====== LISTED RECORDS

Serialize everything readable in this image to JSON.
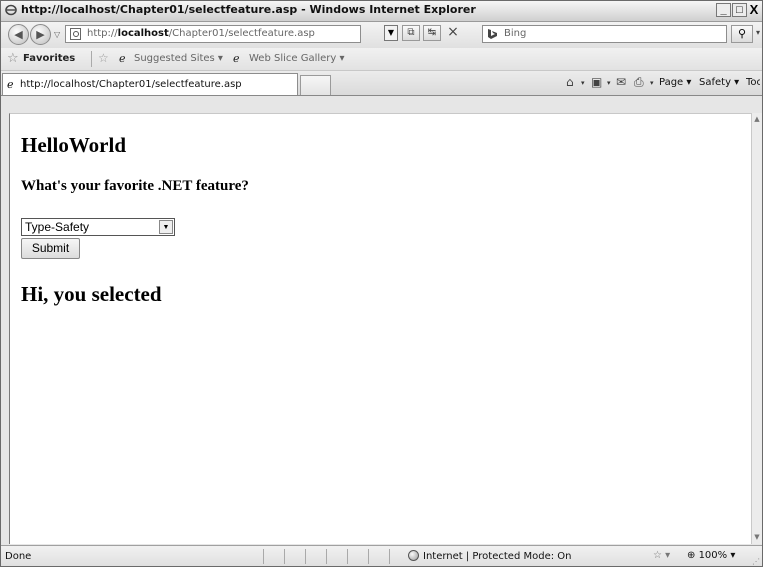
{
  "window": {
    "title": "http://localhost/Chapter01/selectfeature.asp - Windows Internet Explorer",
    "buttons": {
      "minimize": "_",
      "maximize": "□",
      "close": "X"
    }
  },
  "navbar": {
    "url_prefix": "http://",
    "url_host": "localhost",
    "url_path": "/Chapter01/selectfeature.asp",
    "search_placeholder": "Bing"
  },
  "favorites_bar": {
    "favorites_label": "Favorites",
    "suggested_sites_label": "Suggested Sites ▾",
    "web_slice_label": "Web Slice Gallery ▾"
  },
  "tabs": [
    {
      "label": "http://localhost/Chapter01/selectfeature.asp"
    }
  ],
  "command_bar": {
    "page_label": "Page ▾",
    "safety_label": "Safety ▾",
    "tools_label": "Tools ▾"
  },
  "page": {
    "heading": "HelloWorld",
    "question": "What's your favorite .NET feature?",
    "select_value": "Type-Safety",
    "submit_label": "Submit",
    "result_text": "Hi, you selected"
  },
  "status_bar": {
    "status": "Done",
    "zone": "Internet | Protected Mode: On",
    "zoom": "100%"
  }
}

============

## WHAT THE TASK ASKS
Your task is to repeat the data above exactly while excluding the pictures.

## WRITTEN RESPONSE
Serialize everything readable in this image to JSON.
{
  "window": {
    "title": "http://localhost/Chapter01/selectfeature.asp - Windows Internet Explorer",
    "buttons": {
      "minimize": "_",
      "maximize": "□",
      "close": "X"
    }
  },
  "navbar": {
    "url_prefix": "http://",
    "url_host": "localhost",
    "url_path": "/Chapter01/selectfeature.asp",
    "search_placeholder": "Bing"
  },
  "favorites_bar": {
    "favorites_label": "Favorites",
    "suggested_sites_label": "Suggested Sites ▾",
    "web_slice_label": "Web Slice Gallery ▾"
  },
  "tabs": [
    {
      "label": "http://localhost/Chapter01/selectfeature.asp"
    }
  ],
  "command_bar": {
    "page_label": "Page ▾",
    "safety_label": "Safety ▾",
    "tools_label": "Tools ▾"
  },
  "page": {
    "heading": "HelloWorld",
    "question": "What's your favorite .NET feature?",
    "select_value": "Type-Safety",
    "submit_label": "Submit",
    "result_text": "Hi, you selected"
  },
  "status_bar": {
    "status": "Done",
    "zone": "Internet | Protected Mode: On",
    "zoom": "100%"
  }
}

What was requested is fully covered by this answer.